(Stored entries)
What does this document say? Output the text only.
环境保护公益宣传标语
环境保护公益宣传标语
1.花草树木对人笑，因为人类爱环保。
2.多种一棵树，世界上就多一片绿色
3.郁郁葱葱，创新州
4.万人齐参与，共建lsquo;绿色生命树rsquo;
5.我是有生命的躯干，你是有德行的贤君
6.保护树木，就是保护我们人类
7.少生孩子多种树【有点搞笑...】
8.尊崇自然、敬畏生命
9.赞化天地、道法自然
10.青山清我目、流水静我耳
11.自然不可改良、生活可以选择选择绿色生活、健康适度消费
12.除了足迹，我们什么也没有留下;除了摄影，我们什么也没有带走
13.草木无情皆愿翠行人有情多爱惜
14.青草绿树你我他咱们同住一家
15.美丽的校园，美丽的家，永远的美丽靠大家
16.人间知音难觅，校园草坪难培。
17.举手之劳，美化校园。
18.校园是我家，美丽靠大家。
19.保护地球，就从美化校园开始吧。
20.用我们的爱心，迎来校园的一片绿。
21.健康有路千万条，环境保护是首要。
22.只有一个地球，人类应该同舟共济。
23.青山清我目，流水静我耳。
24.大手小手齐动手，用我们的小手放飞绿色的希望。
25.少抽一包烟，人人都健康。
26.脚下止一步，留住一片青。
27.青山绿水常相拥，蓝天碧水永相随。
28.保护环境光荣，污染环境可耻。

Work to do - Make an exact copy of the records.

Correct response -
What does this document say? Output the text only.
环境保护公益宣传标语
环境保护公益宣传标语
1.花草树木对人笑，因为人类爱环保。
2.多种一棵树，世界上就多一片绿色
3.郁郁葱葱，创新州
4.万人齐参与，共建lsquo;绿色生命树rsquo;
5.我是有生命的躯干，你是有德行的贤君
6.保护树木，就是保护我们人类
7.少生孩子多种树【有点搞笑...】
8.尊崇自然、敬畏生命
9.赞化天地、道法自然
10.青山清我目、流水静我耳
11.自然不可改良、生活可以选择选择绿色生活、健康适度消费
12.除了足迹，我们什么也没有留下;除了摄影，我们什么也没有带走
13.草木无情皆愿翠行人有情多爱惜
14.青草绿树你我他咱们同住一家
15.美丽的校园，美丽的家，永远的美丽靠大家
16.人间知音难觅，校园草坪难培。
17.举手之劳，美化校园。
18.校园是我家，美丽靠大家。
19.保护地球，就从美化校园开始吧。
20.用我们的爱心，迎来校园的一片绿。
21.健康有路千万条，环境保护是首要。
22.只有一个地球，人类应该同舟共济。
23.青山清我目，流水静我耳。
24.大手小手齐动手，用我们的小手放飞绿色的希望。
25.少抽一包烟，人人都健康。
26.脚下止一步，留住一片青。
27.青山绿水常相拥，蓝天碧水永相随。
28.保护环境光荣，污染环境可耻。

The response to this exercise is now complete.